#### TASK MATERIAL

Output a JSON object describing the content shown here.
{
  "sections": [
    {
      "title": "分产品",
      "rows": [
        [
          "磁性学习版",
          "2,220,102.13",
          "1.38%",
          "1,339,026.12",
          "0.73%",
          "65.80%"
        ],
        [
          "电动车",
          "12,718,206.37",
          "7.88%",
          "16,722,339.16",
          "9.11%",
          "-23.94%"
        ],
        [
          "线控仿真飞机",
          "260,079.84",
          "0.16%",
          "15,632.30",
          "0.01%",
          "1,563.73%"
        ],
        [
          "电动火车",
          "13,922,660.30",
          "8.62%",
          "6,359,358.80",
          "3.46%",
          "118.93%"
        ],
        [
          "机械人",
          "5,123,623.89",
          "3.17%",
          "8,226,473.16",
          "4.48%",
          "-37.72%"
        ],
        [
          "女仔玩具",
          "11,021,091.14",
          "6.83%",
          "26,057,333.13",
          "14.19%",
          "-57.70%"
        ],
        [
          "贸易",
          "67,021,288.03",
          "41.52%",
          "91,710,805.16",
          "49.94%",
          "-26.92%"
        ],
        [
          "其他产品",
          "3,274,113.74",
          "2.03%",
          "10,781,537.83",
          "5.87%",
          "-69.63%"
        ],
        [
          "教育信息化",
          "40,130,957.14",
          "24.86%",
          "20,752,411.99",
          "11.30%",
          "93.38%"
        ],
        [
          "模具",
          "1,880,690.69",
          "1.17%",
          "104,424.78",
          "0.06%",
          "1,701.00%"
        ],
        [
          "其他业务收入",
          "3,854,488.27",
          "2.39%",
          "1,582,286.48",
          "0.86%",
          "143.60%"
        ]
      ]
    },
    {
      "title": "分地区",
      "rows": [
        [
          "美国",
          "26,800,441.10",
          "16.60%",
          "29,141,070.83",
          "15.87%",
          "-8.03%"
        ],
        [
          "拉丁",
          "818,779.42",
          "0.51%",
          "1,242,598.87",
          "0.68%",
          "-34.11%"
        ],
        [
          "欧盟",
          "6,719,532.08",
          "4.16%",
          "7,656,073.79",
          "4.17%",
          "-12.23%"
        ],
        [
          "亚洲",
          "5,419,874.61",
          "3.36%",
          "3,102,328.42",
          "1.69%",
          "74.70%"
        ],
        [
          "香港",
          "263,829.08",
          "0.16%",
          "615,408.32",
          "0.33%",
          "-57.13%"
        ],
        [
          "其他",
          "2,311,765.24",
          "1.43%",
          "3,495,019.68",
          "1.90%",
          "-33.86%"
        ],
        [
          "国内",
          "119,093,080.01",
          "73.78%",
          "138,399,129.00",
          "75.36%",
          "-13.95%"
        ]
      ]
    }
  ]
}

########

[EXERCISE]:
Repeat every record, exactly as written.

[ANSWER FOR THIS EXERCISE]:
Output a JSON object describing the content shown here.
{
  "sections": [
    {
      "title": "分产品",
      "rows": [
        [
          "磁性学习版",
          "2,220,102.13",
          "1.38%",
          "1,339,026.12",
          "0.73%",
          "65.80%"
        ],
        [
          "电动车",
          "12,718,206.37",
          "7.88%",
          "16,722,339.16",
          "9.11%",
          "-23.94%"
        ],
        [
          "线控仿真飞机",
          "260,079.84",
          "0.16%",
          "15,632.30",
          "0.01%",
          "1,563.73%"
        ],
        [
          "电动火车",
          "13,922,660.30",
          "8.62%",
          "6,359,358.80",
          "3.46%",
          "118.93%"
        ],
        [
          "机械人",
          "5,123,623.89",
          "3.17%",
          "8,226,473.16",
          "4.48%",
          "-37.72%"
        ],
        [
          "女仔玩具",
          "11,021,091.14",
          "6.83%",
          "26,057,333.13",
          "14.19%",
          "-57.70%"
        ],
        [
          "贸易",
          "67,021,288.03",
          "41.52%",
          "91,710,805.16",
          "49.94%",
          "-26.92%"
        ],
        [
          "其他产品",
          "3,274,113.74",
          "2.03%",
          "10,781,537.83",
          "5.87%",
          "-69.63%"
        ],
        [
          "教育信息化",
          "40,130,957.14",
          "24.86%",
          "20,752,411.99",
          "11.30%",
          "93.38%"
        ],
        [
          "模具",
          "1,880,690.69",
          "1.17%",
          "104,424.78",
          "0.06%",
          "1,701.00%"
        ],
        [
          "其他业务收入",
          "3,854,488.27",
          "2.39%",
          "1,582,286.48",
          "0.86%",
          "143.60%"
        ]
      ]
    },
    {
      "title": "分地区",
      "rows": [
        [
          "美国",
          "26,800,441.10",
          "16.60%",
          "29,141,070.83",
          "15.87%",
          "-8.03%"
        ],
        [
          "拉丁",
          "818,779.42",
          "0.51%",
          "1,242,598.87",
          "0.68%",
          "-34.11%"
        ],
        [
          "欧盟",
          "6,719,532.08",
          "4.16%",
          "7,656,073.79",
          "4.17%",
          "-12.23%"
        ],
        [
          "亚洲",
          "5,419,874.61",
          "3.36%",
          "3,102,328.42",
          "1.69%",
          "74.70%"
        ],
        [
          "香港",
          "263,829.08",
          "0.16%",
          "615,408.32",
          "0.33%",
          "-57.13%"
        ],
        [
          "其他",
          "2,311,765.24",
          "1.43%",
          "3,495,019.68",
          "1.90%",
          "-33.86%"
        ],
        [
          "国内",
          "119,093,080.01",
          "73.78%",
          "138,399,129.00",
          "75.36%",
          "-13.95%"
        ]
      ]
    }
  ]
}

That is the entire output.